* **What you should do**
Output a single figure: the number of lines in which the word "Flux" appears.

begin

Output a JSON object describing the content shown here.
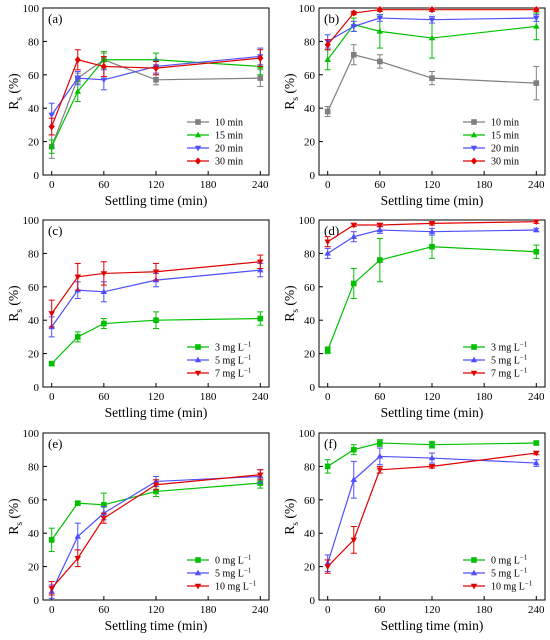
{
  "x_ticks": [
    0,
    60,
    120,
    180,
    240
  ],
  "xlabel": "Settling time (min)",
  "ylabel_main": "R",
  "ylabel_sub": "s",
  "ylabel_unit": "(%)",
  "colors": {
    "black": "#7f7f7f",
    "green": "#00c000",
    "blue": "#4f4fff",
    "red": "#e00000"
  },
  "chart_data": [
    {
      "id": "a",
      "panel_label": "(a)",
      "type": "line",
      "x": [
        0,
        30,
        60,
        120,
        240
      ],
      "ylim": [
        0,
        100
      ],
      "yticks": [
        0,
        20,
        40,
        60,
        80,
        100
      ],
      "legend_position": "bottom-right",
      "series": [
        {
          "name": "10 min",
          "color": "#7f7f7f",
          "marker": "square",
          "values": [
            17,
            58,
            69,
            57,
            58
          ],
          "errors": [
            7,
            3,
            4,
            3,
            5
          ]
        },
        {
          "name": "15 min",
          "color": "#00c000",
          "marker": "triangle-up",
          "values": [
            17,
            50,
            69,
            69,
            65
          ],
          "errors": [
            4,
            6,
            5,
            4,
            5
          ]
        },
        {
          "name": "20 min",
          "color": "#4f4fff",
          "marker": "triangle-down",
          "values": [
            36,
            58,
            57,
            65,
            71
          ],
          "errors": [
            7,
            4,
            6,
            4,
            5
          ]
        },
        {
          "name": "30 min",
          "color": "#e00000",
          "marker": "diamond",
          "values": [
            29,
            69,
            65,
            64,
            70
          ],
          "errors": [
            5,
            6,
            6,
            4,
            5
          ]
        }
      ]
    },
    {
      "id": "b",
      "panel_label": "(b)",
      "type": "line",
      "x": [
        0,
        30,
        60,
        120,
        240
      ],
      "ylim": [
        0,
        100
      ],
      "yticks": [
        0,
        20,
        40,
        60,
        80,
        100
      ],
      "legend_position": "bottom-right",
      "series": [
        {
          "name": "10 min",
          "color": "#7f7f7f",
          "marker": "square",
          "values": [
            38,
            72,
            68,
            58,
            55
          ],
          "errors": [
            3,
            6,
            4,
            4,
            10
          ]
        },
        {
          "name": "15 min",
          "color": "#00c000",
          "marker": "triangle-up",
          "values": [
            69,
            90,
            86,
            82,
            89
          ],
          "errors": [
            6,
            4,
            10,
            12,
            8
          ]
        },
        {
          "name": "20 min",
          "color": "#4f4fff",
          "marker": "triangle-down",
          "values": [
            80,
            89,
            94,
            93,
            94
          ],
          "errors": [
            4,
            3,
            2,
            2,
            2
          ]
        },
        {
          "name": "30 min",
          "color": "#e00000",
          "marker": "diamond",
          "values": [
            78,
            97,
            99,
            99,
            99
          ],
          "errors": [
            3,
            1,
            1,
            1,
            1
          ]
        }
      ]
    },
    {
      "id": "c",
      "panel_label": "(c)",
      "type": "line",
      "x": [
        0,
        30,
        60,
        120,
        240
      ],
      "ylim": [
        0,
        100
      ],
      "yticks": [
        0,
        20,
        40,
        60,
        80,
        100
      ],
      "legend_position": "bottom-right",
      "series": [
        {
          "name": "3 mg L",
          "sup": "−1",
          "color": "#00c000",
          "marker": "square",
          "values": [
            14,
            30,
            38,
            40,
            41
          ],
          "errors": [
            1,
            3,
            3,
            5,
            4
          ]
        },
        {
          "name": "5 mg L",
          "sup": "−1",
          "color": "#4f4fff",
          "marker": "triangle-up",
          "values": [
            36,
            58,
            57,
            64,
            70
          ],
          "errors": [
            6,
            5,
            6,
            4,
            4
          ]
        },
        {
          "name": "7 mg L",
          "sup": "−1",
          "color": "#e00000",
          "marker": "triangle-down",
          "values": [
            44,
            66,
            68,
            69,
            75
          ],
          "errors": [
            8,
            8,
            7,
            5,
            4
          ]
        }
      ]
    },
    {
      "id": "d",
      "panel_label": "(d)",
      "type": "line",
      "x": [
        0,
        30,
        60,
        120,
        240
      ],
      "ylim": [
        0,
        100
      ],
      "yticks": [
        0,
        20,
        40,
        60,
        80,
        100
      ],
      "legend_position": "bottom-right",
      "series": [
        {
          "name": "3 mg L",
          "sup": "−1",
          "color": "#00c000",
          "marker": "square",
          "values": [
            22,
            62,
            76,
            84,
            81
          ],
          "errors": [
            2,
            9,
            13,
            7,
            4
          ]
        },
        {
          "name": "5 mg L",
          "sup": "−1",
          "color": "#4f4fff",
          "marker": "triangle-up",
          "values": [
            80,
            90,
            94,
            93,
            94
          ],
          "errors": [
            3,
            3,
            2,
            2,
            1
          ]
        },
        {
          "name": "7 mg L",
          "sup": "−1",
          "color": "#e00000",
          "marker": "triangle-down",
          "values": [
            87,
            97,
            97,
            98,
            99
          ],
          "errors": [
            3,
            1,
            1,
            1,
            1
          ]
        }
      ]
    },
    {
      "id": "e",
      "panel_label": "(e)",
      "type": "line",
      "x": [
        0,
        30,
        60,
        120,
        240
      ],
      "ylim": [
        0,
        100
      ],
      "yticks": [
        0,
        20,
        40,
        60,
        80,
        100
      ],
      "legend_position": "bottom-right",
      "series": [
        {
          "name": "0 mg L",
          "sup": "−1",
          "color": "#00c000",
          "marker": "square",
          "values": [
            36,
            58,
            57,
            65,
            70
          ],
          "errors": [
            7,
            1,
            7,
            3,
            3
          ]
        },
        {
          "name": "5 mg L",
          "sup": "−1",
          "color": "#4f4fff",
          "marker": "triangle-up",
          "values": [
            5,
            38,
            52,
            71,
            74
          ],
          "errors": [
            4,
            8,
            4,
            3,
            4
          ]
        },
        {
          "name": "10 mg L",
          "sup": "−1",
          "color": "#e00000",
          "marker": "triangle-down",
          "values": [
            7,
            25,
            49,
            69,
            75
          ],
          "errors": [
            4,
            5,
            3,
            3,
            3
          ]
        }
      ]
    },
    {
      "id": "f",
      "panel_label": "(f)",
      "type": "line",
      "x": [
        0,
        30,
        60,
        120,
        240
      ],
      "ylim": [
        0,
        100
      ],
      "yticks": [
        0,
        20,
        40,
        60,
        80,
        100
      ],
      "legend_position": "bottom-right",
      "series": [
        {
          "name": "0 mg L",
          "sup": "−1",
          "color": "#00c000",
          "marker": "square",
          "values": [
            80,
            90,
            94,
            93,
            94
          ],
          "errors": [
            4,
            3,
            2,
            2,
            1
          ]
        },
        {
          "name": "5 mg L",
          "sup": "−1",
          "color": "#4f4fff",
          "marker": "triangle-up",
          "values": [
            22,
            72,
            86,
            85,
            82
          ],
          "errors": [
            5,
            11,
            5,
            3,
            2
          ]
        },
        {
          "name": "10 mg L",
          "sup": "−1",
          "color": "#e00000",
          "marker": "triangle-down",
          "values": [
            20,
            36,
            78,
            80,
            88
          ],
          "errors": [
            4,
            8,
            2,
            1,
            1
          ]
        }
      ]
    }
  ]
}
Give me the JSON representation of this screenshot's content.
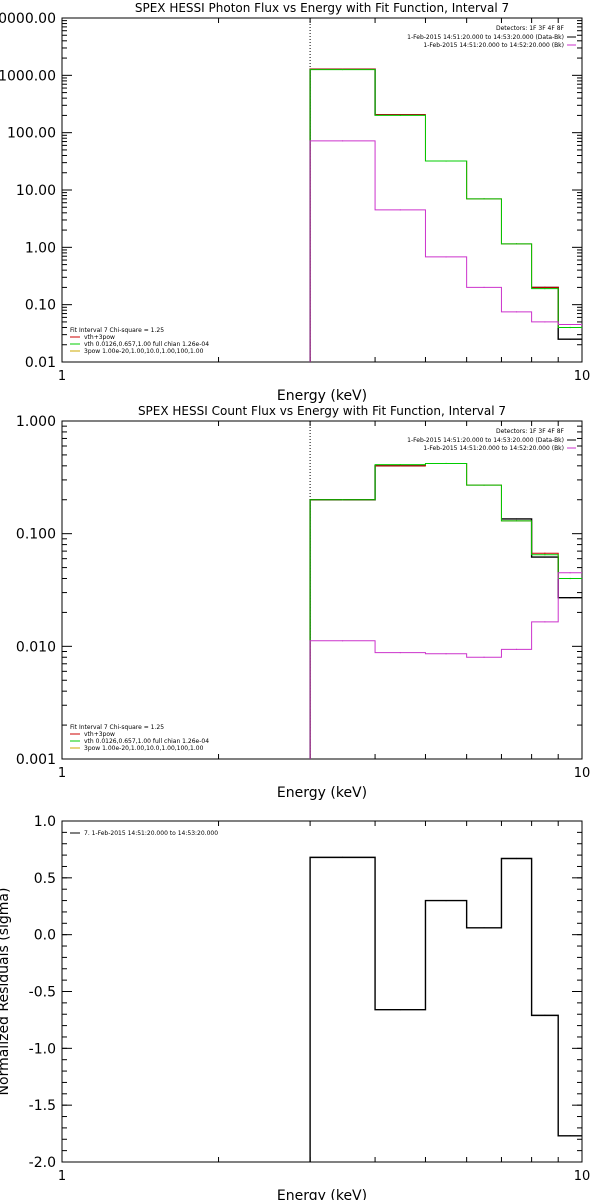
{
  "chart_data": [
    {
      "type": "line",
      "title": "SPEX HESSI Photon Flux vs Energy with Fit Function, Interval 7",
      "xlabel": "Energy (keV)",
      "ylabel": "",
      "xscale": "log",
      "yscale": "log",
      "xlim": [
        1,
        10
      ],
      "ylim": [
        0.01,
        10000
      ],
      "x_ticks": [
        "1",
        "10"
      ],
      "y_ticks": [
        "0.01",
        "0.10",
        "1.00",
        "10.00",
        "100.00",
        "1000.00",
        "10000.00"
      ],
      "y_tick_values": [
        0.01,
        0.1,
        1,
        10,
        100,
        1000,
        10000
      ],
      "marker_x": 3,
      "legend_right": {
        "title": "Detectors: 1F 3F 4F 8F",
        "entries": [
          {
            "text": "1-Feb-2015 14:51:20.000 to 14:53:20.000 (Data-Bk)",
            "color": "#000000"
          },
          {
            "text": "1-Feb-2015 14:51:20.000 to 14:52:20.000 (Bk)",
            "color": "#cc33cc"
          }
        ]
      },
      "legend_left": {
        "title": "Fit Interval 7   Chi-square = 1.25",
        "entries": [
          {
            "text": "vth+3pow",
            "color": "#cc0000"
          },
          {
            "text": "vth 0.0126,0.657,1.00  full chian 1.26e-04",
            "color": "#00cc00"
          },
          {
            "text": "3pow 1.00e-20,1.00,10.0,1.00,100,1.00",
            "color": "#ccaa00"
          }
        ]
      },
      "bin_edges": [
        3,
        4,
        5,
        6,
        7,
        8,
        9,
        10
      ],
      "series": [
        {
          "name": "Data-Bk",
          "color": "#000000",
          "values": [
            1280,
            205,
            null,
            null,
            null,
            0.2,
            0.025
          ]
        },
        {
          "name": "vth+3pow",
          "color": "#cc0000",
          "values": [
            1280,
            205,
            32,
            7,
            1.15,
            0.2,
            0.04
          ]
        },
        {
          "name": "vth",
          "color": "#00cc00",
          "values": [
            1260,
            200,
            32,
            7,
            1.15,
            0.19,
            0.04
          ]
        },
        {
          "name": "Bk",
          "color": "#cc33cc",
          "values": [
            72,
            4.5,
            0.68,
            0.2,
            0.075,
            0.05,
            0.045
          ]
        }
      ]
    },
    {
      "type": "line",
      "title": "SPEX HESSI Count Flux vs Energy with Fit Function, Interval 7",
      "xlabel": "Energy (keV)",
      "ylabel": "",
      "xscale": "log",
      "yscale": "log",
      "xlim": [
        1,
        10
      ],
      "ylim": [
        0.001,
        1
      ],
      "x_ticks": [
        "1",
        "10"
      ],
      "y_ticks": [
        "0.001",
        "0.010",
        "0.100",
        "1.000"
      ],
      "y_tick_values": [
        0.001,
        0.01,
        0.1,
        1
      ],
      "marker_x": 3,
      "legend_right": {
        "title": "Detectors: 1F 3F 4F 8F",
        "entries": [
          {
            "text": "1-Feb-2015 14:51:20.000 to 14:53:20.000 (Data-Bk)",
            "color": "#000000"
          },
          {
            "text": "1-Feb-2015 14:51:20.000 to 14:52:20.000 (Bk)",
            "color": "#cc33cc"
          }
        ]
      },
      "legend_left": {
        "title": "Fit Interval 7   Chi-square = 1.25",
        "entries": [
          {
            "text": "vth+3pow",
            "color": "#cc0000"
          },
          {
            "text": "vth 0.0126,0.657,1.00  full chian 1.26e-04",
            "color": "#00cc00"
          },
          {
            "text": "3pow 1.00e-20,1.00,10.0,1.00,100,1.00",
            "color": "#ccaa00"
          }
        ]
      },
      "bin_edges": [
        3,
        4,
        5,
        6,
        7,
        8,
        9,
        10
      ],
      "series": [
        {
          "name": "Data-Bk",
          "color": "#000000",
          "values": [
            0.2,
            0.4,
            null,
            null,
            0.135,
            0.062,
            0.027
          ]
        },
        {
          "name": "vth+3pow",
          "color": "#cc0000",
          "values": [
            0.2,
            0.4,
            0.42,
            0.27,
            0.13,
            0.067,
            0.04
          ]
        },
        {
          "name": "vth",
          "color": "#00cc00",
          "values": [
            0.2,
            0.41,
            0.42,
            0.27,
            0.13,
            0.065,
            0.04
          ]
        },
        {
          "name": "Bk",
          "color": "#cc33cc",
          "values": [
            0.0112,
            0.0088,
            0.0086,
            0.008,
            0.0094,
            0.0165,
            0.045
          ]
        }
      ]
    },
    {
      "type": "line",
      "title": "",
      "xlabel": "Energy (keV)",
      "ylabel": "Normalized Residuals (sigma)",
      "xscale": "log",
      "yscale": "linear",
      "xlim": [
        1,
        10
      ],
      "ylim": [
        -2.0,
        1.0
      ],
      "x_ticks": [
        "1",
        "10"
      ],
      "y_ticks": [
        "-2.0",
        "-1.5",
        "-1.0",
        "-0.5",
        "0.0",
        "0.5",
        "1.0"
      ],
      "y_tick_values": [
        -2.0,
        -1.5,
        -1.0,
        -0.5,
        0.0,
        0.5,
        1.0
      ],
      "legend_left": {
        "title": "",
        "entries": [
          {
            "text": "7.  1-Feb-2015 14:51:20.000 to 14:53:20.000",
            "color": "#000000"
          }
        ]
      },
      "bin_edges": [
        3,
        4,
        5,
        6,
        7,
        8,
        9,
        10
      ],
      "series": [
        {
          "name": "7.  1-Feb-2015 14:51:20.000 to 14:53:20.000",
          "color": "#000000",
          "values": [
            0.68,
            -0.66,
            0.3,
            0.06,
            0.67,
            -0.71,
            -1.77
          ]
        }
      ]
    }
  ]
}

end

* **Response**
2